** BEGIN Data section **
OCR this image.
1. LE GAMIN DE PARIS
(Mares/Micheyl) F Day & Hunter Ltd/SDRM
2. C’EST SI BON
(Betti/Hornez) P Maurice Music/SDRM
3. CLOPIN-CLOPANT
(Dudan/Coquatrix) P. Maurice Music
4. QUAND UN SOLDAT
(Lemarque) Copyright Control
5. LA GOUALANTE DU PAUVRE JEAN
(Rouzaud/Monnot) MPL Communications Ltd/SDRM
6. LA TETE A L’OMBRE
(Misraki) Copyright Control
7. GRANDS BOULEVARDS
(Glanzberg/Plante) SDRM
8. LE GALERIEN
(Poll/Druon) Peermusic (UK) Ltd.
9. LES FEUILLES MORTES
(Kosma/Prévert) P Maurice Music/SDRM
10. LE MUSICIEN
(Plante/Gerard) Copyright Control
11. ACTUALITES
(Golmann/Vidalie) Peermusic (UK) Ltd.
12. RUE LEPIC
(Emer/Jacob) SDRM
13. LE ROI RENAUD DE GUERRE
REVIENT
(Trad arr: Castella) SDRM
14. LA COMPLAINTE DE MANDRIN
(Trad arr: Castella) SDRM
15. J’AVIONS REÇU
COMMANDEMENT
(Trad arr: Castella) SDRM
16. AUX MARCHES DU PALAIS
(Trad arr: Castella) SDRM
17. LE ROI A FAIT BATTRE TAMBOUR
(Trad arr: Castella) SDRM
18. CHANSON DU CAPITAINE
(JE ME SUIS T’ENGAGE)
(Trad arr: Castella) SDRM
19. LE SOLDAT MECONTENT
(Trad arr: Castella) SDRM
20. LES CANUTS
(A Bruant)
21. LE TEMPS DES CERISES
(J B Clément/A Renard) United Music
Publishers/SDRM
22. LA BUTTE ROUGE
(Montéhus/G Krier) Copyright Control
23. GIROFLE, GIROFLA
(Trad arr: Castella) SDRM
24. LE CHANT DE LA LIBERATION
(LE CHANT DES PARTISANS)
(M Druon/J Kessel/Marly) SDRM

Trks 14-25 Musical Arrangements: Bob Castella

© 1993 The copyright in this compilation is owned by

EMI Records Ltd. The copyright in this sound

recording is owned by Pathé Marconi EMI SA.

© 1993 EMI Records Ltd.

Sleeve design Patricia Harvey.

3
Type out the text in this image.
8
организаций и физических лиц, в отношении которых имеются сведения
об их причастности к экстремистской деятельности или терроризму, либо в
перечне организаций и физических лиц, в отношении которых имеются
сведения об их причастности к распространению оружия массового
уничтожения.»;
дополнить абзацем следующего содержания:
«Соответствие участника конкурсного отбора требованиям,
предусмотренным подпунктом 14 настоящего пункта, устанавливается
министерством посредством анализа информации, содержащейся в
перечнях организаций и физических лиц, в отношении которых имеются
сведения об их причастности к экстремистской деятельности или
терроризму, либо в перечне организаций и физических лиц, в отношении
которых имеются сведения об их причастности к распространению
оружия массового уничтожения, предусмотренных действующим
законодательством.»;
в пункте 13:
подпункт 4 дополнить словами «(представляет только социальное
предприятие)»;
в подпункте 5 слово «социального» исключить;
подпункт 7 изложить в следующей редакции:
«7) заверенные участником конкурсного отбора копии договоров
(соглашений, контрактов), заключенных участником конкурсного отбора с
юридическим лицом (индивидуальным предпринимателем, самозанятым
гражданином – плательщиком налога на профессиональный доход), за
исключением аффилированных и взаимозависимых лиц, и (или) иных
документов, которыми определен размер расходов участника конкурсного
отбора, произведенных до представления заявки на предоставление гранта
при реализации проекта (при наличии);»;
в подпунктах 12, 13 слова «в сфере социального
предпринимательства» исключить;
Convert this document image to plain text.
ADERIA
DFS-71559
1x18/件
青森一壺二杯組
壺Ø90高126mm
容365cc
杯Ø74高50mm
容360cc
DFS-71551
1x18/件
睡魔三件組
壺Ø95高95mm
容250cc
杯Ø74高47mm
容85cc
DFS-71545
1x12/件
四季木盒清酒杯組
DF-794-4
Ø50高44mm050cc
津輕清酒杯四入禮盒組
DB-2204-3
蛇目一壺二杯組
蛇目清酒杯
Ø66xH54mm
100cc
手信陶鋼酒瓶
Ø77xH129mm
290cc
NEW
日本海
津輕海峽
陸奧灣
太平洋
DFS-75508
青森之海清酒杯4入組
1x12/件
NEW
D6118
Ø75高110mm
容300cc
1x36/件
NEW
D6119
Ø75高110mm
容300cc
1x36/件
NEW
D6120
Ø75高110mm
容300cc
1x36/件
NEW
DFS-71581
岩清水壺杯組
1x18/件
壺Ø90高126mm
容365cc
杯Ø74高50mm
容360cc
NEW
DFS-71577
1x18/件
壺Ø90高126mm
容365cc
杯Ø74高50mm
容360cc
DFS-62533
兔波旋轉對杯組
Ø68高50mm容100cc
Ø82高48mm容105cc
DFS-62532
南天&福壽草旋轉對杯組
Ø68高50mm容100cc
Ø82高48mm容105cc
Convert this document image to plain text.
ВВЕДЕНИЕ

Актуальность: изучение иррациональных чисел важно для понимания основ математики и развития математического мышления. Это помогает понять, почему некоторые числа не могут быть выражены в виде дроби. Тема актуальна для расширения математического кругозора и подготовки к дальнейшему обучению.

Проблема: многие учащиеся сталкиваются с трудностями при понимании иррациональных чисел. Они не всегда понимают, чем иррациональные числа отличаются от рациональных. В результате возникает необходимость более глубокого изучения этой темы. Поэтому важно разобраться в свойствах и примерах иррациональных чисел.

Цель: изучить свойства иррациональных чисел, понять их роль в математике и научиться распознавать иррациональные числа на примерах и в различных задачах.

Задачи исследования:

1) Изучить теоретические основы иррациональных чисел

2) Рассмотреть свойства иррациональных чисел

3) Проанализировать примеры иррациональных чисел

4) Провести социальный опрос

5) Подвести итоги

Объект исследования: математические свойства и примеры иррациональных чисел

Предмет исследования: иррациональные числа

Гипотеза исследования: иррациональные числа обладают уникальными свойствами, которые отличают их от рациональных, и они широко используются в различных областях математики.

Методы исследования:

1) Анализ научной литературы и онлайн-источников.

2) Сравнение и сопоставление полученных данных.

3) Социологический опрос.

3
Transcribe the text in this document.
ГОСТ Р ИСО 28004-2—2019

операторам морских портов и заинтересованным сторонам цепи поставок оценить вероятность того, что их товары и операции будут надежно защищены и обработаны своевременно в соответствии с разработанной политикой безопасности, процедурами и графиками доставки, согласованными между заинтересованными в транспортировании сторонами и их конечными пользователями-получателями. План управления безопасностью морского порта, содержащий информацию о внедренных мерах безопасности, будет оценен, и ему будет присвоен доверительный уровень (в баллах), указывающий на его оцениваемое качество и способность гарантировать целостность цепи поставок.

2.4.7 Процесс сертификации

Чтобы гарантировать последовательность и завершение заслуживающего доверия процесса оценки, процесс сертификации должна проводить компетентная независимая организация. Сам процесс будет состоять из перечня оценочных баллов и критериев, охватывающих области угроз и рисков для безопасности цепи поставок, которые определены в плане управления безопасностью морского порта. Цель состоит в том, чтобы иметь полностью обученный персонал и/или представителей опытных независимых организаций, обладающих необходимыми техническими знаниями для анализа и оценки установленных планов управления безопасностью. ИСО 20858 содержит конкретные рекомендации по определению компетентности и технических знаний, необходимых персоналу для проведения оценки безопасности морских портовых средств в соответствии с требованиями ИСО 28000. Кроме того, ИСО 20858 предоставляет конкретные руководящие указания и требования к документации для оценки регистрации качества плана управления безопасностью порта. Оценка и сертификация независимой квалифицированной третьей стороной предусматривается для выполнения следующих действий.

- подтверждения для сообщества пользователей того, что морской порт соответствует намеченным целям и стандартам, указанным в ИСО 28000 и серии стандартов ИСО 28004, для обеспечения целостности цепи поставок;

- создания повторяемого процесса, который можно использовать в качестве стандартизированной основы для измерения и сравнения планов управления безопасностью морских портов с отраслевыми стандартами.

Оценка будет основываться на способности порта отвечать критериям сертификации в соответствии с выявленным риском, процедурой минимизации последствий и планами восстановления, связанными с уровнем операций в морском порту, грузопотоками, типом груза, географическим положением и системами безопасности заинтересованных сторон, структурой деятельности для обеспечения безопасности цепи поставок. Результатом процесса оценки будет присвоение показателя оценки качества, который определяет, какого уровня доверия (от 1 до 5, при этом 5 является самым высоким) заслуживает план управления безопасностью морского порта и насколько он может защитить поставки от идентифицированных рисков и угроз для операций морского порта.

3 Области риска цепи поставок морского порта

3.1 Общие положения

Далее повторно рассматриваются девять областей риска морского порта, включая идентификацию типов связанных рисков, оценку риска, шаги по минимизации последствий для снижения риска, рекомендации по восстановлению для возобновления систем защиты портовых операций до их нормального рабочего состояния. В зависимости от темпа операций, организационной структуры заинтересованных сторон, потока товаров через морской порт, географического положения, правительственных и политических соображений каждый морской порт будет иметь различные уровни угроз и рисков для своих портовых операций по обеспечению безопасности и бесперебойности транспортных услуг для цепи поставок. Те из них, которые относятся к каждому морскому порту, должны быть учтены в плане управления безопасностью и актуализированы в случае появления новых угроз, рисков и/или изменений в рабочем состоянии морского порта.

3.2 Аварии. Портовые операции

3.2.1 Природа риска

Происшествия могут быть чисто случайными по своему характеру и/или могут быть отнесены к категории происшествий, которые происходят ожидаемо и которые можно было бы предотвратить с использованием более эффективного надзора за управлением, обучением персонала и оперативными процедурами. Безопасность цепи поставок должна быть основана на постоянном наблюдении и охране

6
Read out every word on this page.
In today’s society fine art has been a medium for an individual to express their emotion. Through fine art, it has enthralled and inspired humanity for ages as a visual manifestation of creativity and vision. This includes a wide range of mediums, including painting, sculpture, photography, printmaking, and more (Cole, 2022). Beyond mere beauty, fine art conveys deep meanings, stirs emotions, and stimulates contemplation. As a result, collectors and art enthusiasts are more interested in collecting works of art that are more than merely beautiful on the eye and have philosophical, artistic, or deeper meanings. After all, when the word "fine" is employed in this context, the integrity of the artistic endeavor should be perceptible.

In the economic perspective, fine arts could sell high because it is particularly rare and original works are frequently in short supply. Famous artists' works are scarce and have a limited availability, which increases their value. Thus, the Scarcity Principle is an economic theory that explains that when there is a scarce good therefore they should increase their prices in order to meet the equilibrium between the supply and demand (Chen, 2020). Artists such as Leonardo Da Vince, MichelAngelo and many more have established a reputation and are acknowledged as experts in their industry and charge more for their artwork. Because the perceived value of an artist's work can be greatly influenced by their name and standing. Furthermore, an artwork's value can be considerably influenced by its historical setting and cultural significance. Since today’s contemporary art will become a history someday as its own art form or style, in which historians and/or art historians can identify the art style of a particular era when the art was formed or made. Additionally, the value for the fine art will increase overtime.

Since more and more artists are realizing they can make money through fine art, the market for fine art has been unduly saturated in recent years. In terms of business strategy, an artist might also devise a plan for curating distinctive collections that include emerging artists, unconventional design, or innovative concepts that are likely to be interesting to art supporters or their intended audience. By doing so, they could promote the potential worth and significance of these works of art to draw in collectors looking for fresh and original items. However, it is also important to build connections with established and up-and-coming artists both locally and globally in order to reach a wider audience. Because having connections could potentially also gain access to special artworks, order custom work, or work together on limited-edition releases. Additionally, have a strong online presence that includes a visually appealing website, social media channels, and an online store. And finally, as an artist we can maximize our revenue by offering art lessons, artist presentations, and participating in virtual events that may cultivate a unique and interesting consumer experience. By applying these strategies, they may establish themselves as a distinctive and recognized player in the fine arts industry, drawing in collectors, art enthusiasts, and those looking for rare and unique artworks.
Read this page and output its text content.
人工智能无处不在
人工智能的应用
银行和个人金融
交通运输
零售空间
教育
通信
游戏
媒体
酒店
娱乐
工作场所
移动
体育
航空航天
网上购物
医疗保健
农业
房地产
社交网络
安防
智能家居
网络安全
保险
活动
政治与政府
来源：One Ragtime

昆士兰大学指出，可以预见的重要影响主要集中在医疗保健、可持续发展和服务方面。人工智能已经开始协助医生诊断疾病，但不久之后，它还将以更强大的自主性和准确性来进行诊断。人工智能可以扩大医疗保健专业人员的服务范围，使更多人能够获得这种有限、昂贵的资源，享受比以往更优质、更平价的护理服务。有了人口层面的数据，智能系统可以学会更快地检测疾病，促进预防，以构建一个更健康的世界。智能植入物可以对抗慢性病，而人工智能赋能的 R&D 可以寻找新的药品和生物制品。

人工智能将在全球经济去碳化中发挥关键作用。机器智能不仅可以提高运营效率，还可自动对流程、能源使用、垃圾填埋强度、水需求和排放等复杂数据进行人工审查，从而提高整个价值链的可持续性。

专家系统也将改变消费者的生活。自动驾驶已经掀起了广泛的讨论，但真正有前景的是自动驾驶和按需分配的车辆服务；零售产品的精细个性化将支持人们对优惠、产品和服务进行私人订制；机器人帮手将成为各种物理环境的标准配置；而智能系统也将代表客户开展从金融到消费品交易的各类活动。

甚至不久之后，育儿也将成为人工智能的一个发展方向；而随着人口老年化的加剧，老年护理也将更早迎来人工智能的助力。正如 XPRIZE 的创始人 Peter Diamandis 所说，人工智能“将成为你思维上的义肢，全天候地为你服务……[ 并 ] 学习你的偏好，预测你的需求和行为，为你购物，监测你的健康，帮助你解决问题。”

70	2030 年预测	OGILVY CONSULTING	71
** END Data section **
■ Given request
Find the lines that include the string "распространению", then copy each of them.

■ Output
сведения об их причастности к распространению оружия массового
которых имеются сведения об их причастности к распространению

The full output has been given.